═══ Task input

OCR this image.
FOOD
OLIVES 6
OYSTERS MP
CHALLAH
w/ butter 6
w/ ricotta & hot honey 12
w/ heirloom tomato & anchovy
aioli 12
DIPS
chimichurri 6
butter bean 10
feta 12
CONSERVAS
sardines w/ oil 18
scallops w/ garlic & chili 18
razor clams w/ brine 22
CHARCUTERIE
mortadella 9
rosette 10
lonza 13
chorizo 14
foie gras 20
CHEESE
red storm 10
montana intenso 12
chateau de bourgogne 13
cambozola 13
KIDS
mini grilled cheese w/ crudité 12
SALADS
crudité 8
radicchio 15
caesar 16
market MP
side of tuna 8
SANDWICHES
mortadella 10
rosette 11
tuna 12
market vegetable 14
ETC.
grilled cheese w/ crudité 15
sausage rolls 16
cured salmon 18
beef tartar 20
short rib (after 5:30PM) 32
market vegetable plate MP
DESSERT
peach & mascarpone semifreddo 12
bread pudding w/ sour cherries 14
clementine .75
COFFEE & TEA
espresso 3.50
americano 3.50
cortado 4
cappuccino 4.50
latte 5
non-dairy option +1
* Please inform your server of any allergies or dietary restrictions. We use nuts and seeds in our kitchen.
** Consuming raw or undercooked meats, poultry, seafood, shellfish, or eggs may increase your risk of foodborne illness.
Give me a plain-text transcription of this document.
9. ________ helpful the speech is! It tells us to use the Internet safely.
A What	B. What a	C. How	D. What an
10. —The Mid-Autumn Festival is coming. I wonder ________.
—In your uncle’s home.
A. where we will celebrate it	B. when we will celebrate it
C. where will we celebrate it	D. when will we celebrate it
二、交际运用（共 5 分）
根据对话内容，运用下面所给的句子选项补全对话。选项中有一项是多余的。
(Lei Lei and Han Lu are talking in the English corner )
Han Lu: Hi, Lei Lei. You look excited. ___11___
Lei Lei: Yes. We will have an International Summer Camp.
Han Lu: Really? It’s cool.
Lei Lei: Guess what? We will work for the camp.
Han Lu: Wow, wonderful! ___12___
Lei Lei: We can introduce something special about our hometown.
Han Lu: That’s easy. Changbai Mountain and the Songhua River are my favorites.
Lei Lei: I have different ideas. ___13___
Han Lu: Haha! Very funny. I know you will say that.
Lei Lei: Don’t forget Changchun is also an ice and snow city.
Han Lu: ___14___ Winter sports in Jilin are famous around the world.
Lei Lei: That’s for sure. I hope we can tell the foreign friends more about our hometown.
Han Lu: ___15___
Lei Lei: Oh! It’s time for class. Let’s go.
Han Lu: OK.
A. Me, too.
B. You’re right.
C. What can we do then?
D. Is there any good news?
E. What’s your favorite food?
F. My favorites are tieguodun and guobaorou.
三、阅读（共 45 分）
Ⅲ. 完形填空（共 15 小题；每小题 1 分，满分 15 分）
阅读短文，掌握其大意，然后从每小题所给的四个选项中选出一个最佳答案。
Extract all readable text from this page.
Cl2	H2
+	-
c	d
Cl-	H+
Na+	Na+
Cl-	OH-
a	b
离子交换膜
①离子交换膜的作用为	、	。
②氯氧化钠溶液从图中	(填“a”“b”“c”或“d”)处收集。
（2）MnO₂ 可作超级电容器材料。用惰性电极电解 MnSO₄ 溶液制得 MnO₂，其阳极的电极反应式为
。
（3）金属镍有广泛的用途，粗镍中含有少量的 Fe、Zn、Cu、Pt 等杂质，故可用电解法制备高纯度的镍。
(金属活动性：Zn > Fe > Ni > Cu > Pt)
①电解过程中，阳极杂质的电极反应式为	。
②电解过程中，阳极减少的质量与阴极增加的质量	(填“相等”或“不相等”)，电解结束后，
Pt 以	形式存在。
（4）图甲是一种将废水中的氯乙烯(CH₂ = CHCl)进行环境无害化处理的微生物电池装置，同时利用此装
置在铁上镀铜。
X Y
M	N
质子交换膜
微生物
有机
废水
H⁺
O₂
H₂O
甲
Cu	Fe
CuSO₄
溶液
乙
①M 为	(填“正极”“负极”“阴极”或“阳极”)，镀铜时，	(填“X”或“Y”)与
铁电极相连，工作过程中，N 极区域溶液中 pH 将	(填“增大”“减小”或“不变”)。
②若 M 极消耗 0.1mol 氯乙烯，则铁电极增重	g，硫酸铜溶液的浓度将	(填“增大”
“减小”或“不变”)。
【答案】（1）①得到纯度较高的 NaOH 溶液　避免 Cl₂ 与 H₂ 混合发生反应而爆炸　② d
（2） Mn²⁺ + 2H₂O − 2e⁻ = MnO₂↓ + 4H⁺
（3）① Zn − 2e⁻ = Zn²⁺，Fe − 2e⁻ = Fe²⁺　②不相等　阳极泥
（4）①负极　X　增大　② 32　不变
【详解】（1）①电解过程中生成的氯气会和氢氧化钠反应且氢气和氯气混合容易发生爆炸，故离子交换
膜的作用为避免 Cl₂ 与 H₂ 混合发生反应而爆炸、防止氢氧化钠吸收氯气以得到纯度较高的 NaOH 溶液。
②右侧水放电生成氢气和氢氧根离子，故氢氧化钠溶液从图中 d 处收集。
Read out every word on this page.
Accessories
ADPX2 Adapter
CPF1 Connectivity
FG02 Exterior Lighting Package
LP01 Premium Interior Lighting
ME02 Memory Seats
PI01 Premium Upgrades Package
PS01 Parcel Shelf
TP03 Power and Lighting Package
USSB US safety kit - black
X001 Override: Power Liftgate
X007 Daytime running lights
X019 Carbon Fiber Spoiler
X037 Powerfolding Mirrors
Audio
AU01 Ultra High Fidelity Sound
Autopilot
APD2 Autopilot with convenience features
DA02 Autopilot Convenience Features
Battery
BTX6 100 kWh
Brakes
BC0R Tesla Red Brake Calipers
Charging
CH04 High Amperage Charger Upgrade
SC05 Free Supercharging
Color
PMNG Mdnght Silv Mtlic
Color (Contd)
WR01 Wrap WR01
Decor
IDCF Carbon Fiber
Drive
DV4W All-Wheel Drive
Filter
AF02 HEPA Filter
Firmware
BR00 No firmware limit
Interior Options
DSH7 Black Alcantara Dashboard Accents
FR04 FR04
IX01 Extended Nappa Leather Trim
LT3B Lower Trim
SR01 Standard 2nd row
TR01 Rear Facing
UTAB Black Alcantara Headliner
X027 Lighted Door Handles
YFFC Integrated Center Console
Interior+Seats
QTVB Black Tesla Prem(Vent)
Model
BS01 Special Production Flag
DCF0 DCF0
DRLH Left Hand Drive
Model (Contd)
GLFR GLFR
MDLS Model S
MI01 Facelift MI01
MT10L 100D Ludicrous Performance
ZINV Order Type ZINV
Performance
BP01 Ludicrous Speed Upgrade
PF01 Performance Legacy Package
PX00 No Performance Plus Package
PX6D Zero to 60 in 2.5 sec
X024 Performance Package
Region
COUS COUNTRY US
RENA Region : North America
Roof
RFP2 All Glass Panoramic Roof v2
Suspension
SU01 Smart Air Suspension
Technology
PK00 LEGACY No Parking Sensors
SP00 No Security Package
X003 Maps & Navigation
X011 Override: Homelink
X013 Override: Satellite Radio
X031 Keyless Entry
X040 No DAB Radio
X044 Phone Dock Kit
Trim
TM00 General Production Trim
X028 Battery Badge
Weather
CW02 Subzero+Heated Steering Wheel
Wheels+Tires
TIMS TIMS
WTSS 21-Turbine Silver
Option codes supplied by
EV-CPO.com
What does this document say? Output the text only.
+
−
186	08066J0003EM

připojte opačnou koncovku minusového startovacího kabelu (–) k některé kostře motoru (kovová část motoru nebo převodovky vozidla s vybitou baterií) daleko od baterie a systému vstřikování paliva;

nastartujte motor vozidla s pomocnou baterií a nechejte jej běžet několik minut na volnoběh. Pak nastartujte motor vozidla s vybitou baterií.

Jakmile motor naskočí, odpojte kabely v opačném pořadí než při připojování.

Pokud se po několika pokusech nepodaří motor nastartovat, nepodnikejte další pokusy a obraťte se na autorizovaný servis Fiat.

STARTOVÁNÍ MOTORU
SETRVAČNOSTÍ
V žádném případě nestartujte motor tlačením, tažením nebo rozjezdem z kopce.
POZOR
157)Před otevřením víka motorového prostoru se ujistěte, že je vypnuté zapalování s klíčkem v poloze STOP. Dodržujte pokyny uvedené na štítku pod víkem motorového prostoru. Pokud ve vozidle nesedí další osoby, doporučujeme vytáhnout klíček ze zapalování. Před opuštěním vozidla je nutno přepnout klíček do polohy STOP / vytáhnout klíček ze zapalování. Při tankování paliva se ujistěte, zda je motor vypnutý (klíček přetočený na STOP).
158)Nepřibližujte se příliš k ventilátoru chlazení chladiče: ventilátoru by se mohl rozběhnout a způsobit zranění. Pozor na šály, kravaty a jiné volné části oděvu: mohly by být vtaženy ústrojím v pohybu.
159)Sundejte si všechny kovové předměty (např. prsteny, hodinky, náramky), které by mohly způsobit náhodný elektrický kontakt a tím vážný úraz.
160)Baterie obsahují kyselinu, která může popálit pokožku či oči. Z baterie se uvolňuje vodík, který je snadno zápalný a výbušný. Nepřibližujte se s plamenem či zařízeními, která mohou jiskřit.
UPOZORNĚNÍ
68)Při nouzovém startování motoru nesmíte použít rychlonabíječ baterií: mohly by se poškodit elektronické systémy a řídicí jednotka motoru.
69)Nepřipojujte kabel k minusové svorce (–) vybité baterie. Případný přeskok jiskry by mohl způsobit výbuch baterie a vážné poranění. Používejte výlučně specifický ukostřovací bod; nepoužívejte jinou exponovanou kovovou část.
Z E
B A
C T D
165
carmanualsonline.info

══════

◆ Task details: Look for the word "baterie" and return every line where it occurs.

◆ The solution:
připojte opačnou koncovku minusového startovacího kabelu (–) k některé kostře motoru (kovová část motoru nebo převodovky vozidla s vybitou baterií) daleko od baterie a systému vstřikování paliva;
160)Baterie obsahují kyselinu, která může popálit pokožku či oči. Z baterie se uvolňuje vodík, který je snadno zápalný a výbušný. Nepřibližujte se s plamenem či zařízeními, která mohou jiskřit.
69)Nepřipojujte kabel k minusové svorce (–) vybité baterie. Případný přeskok jiskry by mohl způsobit výbuch baterie a vážné poranění. Používejte výlučně specifický ukostřovací bod; nepoužívejte jinou exponovanou kovovou část.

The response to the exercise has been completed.